Say only how many lines contain the word "text".

━━━━━ Material for this exercise ━━━━━

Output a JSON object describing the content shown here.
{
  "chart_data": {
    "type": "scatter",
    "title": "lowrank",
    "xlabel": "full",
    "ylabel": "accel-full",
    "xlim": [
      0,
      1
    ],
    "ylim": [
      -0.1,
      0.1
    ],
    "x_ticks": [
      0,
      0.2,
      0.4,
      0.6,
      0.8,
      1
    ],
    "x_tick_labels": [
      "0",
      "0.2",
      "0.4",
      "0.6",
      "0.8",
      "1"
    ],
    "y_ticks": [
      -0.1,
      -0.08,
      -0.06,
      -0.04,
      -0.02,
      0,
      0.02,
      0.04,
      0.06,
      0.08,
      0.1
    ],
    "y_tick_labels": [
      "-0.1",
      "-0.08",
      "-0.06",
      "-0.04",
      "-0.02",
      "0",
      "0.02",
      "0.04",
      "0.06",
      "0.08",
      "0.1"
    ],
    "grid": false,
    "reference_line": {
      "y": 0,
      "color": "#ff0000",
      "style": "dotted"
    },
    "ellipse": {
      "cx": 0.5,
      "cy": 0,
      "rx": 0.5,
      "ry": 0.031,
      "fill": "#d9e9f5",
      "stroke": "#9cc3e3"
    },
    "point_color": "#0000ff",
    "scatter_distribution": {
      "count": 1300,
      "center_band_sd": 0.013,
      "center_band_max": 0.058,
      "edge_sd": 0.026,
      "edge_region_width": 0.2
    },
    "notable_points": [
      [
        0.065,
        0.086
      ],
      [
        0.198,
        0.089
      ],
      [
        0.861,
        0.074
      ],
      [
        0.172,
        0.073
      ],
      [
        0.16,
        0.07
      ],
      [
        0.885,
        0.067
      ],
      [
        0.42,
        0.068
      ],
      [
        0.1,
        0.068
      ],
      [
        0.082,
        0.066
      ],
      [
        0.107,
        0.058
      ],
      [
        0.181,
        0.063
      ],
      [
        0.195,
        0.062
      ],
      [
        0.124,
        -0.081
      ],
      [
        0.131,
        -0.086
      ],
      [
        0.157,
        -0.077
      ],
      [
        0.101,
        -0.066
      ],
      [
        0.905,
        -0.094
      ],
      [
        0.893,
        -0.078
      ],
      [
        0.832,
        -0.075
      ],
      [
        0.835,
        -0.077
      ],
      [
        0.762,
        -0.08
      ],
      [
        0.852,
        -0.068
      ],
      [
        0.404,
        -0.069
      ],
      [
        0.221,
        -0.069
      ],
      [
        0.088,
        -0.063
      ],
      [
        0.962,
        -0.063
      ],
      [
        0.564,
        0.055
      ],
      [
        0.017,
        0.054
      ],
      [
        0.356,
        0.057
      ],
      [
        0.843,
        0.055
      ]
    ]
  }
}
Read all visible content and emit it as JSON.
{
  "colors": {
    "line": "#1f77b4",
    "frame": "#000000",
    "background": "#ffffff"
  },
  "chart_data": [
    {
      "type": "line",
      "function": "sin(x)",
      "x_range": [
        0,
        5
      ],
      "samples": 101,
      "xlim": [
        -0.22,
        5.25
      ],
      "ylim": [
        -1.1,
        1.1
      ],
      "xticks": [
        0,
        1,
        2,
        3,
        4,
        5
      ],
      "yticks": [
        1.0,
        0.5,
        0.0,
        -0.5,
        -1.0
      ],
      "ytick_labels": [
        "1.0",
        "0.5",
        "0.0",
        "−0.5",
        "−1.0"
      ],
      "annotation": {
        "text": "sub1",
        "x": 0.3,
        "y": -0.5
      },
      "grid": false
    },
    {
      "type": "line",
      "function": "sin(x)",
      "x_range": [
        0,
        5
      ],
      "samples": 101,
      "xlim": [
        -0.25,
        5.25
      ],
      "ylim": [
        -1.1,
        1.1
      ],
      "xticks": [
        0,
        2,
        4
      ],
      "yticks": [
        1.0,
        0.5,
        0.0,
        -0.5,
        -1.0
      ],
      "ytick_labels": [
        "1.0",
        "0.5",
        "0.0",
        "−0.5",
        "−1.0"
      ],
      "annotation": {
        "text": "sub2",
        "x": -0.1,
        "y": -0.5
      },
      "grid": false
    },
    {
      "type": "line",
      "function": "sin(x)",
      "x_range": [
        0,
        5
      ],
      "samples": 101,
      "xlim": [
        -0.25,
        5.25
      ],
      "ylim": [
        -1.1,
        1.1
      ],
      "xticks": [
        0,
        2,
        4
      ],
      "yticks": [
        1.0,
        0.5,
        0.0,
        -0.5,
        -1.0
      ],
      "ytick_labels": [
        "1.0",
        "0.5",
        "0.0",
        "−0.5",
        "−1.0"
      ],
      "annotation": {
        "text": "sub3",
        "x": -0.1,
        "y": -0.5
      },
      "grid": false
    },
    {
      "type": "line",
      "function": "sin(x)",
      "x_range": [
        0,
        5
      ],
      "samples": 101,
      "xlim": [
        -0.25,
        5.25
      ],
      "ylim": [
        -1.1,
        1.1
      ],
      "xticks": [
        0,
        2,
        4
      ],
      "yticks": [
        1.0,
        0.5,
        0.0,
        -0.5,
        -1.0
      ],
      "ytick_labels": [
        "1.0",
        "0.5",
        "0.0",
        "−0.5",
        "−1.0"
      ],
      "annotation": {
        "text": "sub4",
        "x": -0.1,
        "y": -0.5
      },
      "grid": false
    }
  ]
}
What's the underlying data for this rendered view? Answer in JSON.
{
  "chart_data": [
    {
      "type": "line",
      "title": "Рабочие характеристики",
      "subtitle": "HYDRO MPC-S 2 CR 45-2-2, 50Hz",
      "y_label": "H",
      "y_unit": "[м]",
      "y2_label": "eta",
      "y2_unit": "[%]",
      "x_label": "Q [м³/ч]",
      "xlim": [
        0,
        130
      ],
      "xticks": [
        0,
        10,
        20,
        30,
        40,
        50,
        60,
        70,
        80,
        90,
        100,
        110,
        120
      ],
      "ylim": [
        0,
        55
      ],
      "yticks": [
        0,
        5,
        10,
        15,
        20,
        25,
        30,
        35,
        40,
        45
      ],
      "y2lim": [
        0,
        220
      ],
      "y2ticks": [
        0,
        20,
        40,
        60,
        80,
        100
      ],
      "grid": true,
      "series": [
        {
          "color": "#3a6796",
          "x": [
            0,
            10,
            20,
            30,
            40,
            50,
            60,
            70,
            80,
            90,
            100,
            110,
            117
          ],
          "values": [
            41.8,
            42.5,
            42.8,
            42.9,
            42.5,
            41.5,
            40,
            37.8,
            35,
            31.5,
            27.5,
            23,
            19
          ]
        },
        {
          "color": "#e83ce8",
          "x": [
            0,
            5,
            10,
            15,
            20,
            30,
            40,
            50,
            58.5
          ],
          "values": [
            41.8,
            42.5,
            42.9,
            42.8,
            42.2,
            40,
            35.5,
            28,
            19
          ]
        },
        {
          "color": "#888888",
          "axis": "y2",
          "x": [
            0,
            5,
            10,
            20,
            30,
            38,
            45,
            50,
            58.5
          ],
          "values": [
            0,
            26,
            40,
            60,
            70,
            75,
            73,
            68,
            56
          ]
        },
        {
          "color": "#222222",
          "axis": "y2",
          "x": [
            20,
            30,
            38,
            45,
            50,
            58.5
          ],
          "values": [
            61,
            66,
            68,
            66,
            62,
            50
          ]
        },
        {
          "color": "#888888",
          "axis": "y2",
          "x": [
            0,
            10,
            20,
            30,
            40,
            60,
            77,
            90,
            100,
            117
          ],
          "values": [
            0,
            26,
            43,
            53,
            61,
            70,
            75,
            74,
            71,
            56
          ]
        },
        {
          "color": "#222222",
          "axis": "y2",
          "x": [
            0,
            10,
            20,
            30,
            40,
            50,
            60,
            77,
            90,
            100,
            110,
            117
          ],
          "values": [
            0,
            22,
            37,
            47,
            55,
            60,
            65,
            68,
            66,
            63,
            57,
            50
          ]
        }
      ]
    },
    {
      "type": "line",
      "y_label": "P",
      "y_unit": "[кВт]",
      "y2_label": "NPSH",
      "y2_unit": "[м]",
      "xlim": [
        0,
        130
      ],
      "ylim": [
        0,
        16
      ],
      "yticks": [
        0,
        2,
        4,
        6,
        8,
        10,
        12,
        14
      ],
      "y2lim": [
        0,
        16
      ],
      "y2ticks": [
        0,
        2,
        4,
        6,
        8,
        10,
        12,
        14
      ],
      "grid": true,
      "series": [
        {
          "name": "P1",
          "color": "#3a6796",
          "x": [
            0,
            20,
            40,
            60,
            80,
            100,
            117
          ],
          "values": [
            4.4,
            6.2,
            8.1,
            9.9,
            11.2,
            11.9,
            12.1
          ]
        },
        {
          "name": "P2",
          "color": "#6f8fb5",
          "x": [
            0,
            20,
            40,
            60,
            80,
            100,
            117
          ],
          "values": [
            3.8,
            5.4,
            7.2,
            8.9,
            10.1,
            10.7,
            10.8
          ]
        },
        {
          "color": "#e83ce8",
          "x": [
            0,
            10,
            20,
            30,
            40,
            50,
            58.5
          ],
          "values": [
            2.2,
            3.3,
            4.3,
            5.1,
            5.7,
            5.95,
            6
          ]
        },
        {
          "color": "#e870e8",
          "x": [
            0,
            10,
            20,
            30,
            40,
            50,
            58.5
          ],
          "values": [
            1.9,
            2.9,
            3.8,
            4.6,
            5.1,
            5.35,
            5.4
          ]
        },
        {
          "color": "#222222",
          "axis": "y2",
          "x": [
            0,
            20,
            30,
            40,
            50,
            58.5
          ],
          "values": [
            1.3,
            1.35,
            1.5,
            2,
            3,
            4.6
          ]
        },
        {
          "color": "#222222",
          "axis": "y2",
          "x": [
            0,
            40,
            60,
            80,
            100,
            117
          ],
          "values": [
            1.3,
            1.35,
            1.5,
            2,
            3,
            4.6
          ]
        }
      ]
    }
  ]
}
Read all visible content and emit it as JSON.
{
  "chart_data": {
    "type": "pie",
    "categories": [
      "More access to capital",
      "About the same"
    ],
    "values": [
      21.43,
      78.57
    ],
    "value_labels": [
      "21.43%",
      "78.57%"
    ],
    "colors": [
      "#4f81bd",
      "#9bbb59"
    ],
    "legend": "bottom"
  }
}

━━━━━

§ Task output
4